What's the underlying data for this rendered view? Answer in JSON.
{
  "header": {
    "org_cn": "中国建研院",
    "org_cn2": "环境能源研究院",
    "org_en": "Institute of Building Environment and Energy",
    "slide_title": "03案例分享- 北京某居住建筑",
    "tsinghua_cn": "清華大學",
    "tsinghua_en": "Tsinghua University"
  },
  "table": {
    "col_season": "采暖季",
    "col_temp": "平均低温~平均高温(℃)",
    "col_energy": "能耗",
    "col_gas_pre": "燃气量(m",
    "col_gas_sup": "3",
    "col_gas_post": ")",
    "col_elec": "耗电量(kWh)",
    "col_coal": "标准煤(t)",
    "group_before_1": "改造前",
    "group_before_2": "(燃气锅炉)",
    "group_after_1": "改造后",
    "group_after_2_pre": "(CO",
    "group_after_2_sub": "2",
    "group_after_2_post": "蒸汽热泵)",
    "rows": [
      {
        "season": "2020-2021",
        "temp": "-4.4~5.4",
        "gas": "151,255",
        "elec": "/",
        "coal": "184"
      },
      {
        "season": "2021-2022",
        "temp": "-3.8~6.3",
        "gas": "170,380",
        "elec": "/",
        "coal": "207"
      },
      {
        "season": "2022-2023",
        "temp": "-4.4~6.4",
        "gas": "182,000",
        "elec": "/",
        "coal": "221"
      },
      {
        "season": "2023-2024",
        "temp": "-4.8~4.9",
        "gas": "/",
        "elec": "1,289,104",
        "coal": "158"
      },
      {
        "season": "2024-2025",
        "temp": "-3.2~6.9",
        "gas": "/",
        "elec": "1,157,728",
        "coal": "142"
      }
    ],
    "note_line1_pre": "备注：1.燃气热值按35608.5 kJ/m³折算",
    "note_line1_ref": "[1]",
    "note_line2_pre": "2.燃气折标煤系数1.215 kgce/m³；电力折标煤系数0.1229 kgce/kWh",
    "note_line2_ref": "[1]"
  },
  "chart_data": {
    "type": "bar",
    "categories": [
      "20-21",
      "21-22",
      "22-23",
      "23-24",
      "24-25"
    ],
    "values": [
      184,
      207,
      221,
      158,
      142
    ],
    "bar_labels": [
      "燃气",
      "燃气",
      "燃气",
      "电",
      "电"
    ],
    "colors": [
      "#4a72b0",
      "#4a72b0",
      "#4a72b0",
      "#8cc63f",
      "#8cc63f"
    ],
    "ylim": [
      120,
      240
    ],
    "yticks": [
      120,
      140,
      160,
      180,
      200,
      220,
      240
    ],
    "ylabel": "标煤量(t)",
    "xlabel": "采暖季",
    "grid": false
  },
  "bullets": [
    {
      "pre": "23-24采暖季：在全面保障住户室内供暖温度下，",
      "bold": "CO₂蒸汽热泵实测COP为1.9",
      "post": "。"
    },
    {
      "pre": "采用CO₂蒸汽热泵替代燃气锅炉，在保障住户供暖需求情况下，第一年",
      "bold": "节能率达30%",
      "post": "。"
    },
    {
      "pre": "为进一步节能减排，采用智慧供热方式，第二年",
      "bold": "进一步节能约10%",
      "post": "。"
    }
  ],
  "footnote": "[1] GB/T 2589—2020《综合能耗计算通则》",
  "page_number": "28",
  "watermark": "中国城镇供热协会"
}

------------

◆ **Stated task**
From the records above, extract each line exactly as shown.

◆ **Response to this task**
What's the underlying data for this rendered view? Answer in JSON.
{
  "header": {
    "org_cn": "中国建研院",
    "org_cn2": "环境能源研究院",
    "org_en": "Institute of Building Environment and Energy",
    "slide_title": "03案例分享- 北京某居住建筑",
    "tsinghua_cn": "清華大學",
    "tsinghua_en": "Tsinghua University"
  },
  "table": {
    "col_season": "采暖季",
    "col_temp": "平均低温~平均高温(℃)",
    "col_energy": "能耗",
    "col_gas_pre": "燃气量(m",
    "col_gas_sup": "3",
    "col_gas_post": ")",
    "col_elec": "耗电量(kWh)",
    "col_coal": "标准煤(t)",
    "group_before_1": "改造前",
    "group_before_2": "(燃气锅炉)",
    "group_after_1": "改造后",
    "group_after_2_pre": "(CO",
    "group_after_2_sub": "2",
    "group_after_2_post": "蒸汽热泵)",
    "rows": [
      {
        "season": "2020-2021",
        "temp": "-4.4~5.4",
        "gas": "151,255",
        "elec": "/",
        "coal": "184"
      },
      {
        "season": "2021-2022",
        "temp": "-3.8~6.3",
        "gas": "170,380",
        "elec": "/",
        "coal": "207"
      },
      {
        "season": "2022-2023",
        "temp": "-4.4~6.4",
        "gas": "182,000",
        "elec": "/",
        "coal": "221"
      },
      {
        "season": "2023-2024",
        "temp": "-4.8~4.9",
        "gas": "/",
        "elec": "1,289,104",
        "coal": "158"
      },
      {
        "season": "2024-2025",
        "temp": "-3.2~6.9",
        "gas": "/",
        "elec": "1,157,728",
        "coal": "142"
      }
    ],
    "note_line1_pre": "备注：1.燃气热值按35608.5 kJ/m³折算",
    "note_line1_ref": "[1]",
    "note_line2_pre": "2.燃气折标煤系数1.215 kgce/m³；电力折标煤系数0.1229 kgce/kWh",
    "note_line2_ref": "[1]"
  },
  "chart_data": {
    "type": "bar",
    "categories": [
      "20-21",
      "21-22",
      "22-23",
      "23-24",
      "24-25"
    ],
    "values": [
      184,
      207,
      221,
      158,
      142
    ],
    "bar_labels": [
      "燃气",
      "燃气",
      "燃气",
      "电",
      "电"
    ],
    "colors": [
      "#4a72b0",
      "#4a72b0",
      "#4a72b0",
      "#8cc63f",
      "#8cc63f"
    ],
    "ylim": [
      120,
      240
    ],
    "yticks": [
      120,
      140,
      160,
      180,
      200,
      220,
      240
    ],
    "ylabel": "标煤量(t)",
    "xlabel": "采暖季",
    "grid": false
  },
  "bullets": [
    {
      "pre": "23-24采暖季：在全面保障住户室内供暖温度下，",
      "bold": "CO₂蒸汽热泵实测COP为1.9",
      "post": "。"
    },
    {
      "pre": "采用CO₂蒸汽热泵替代燃气锅炉，在保障住户供暖需求情况下，第一年",
      "bold": "节能率达30%",
      "post": "。"
    },
    {
      "pre": "为进一步节能减排，采用智慧供热方式，第二年",
      "bold": "进一步节能约10%",
      "post": "。"
    }
  ],
  "footnote": "[1] GB/T 2589—2020《综合能耗计算通则》",
  "page_number": "28",
  "watermark": "中国城镇供热协会"
}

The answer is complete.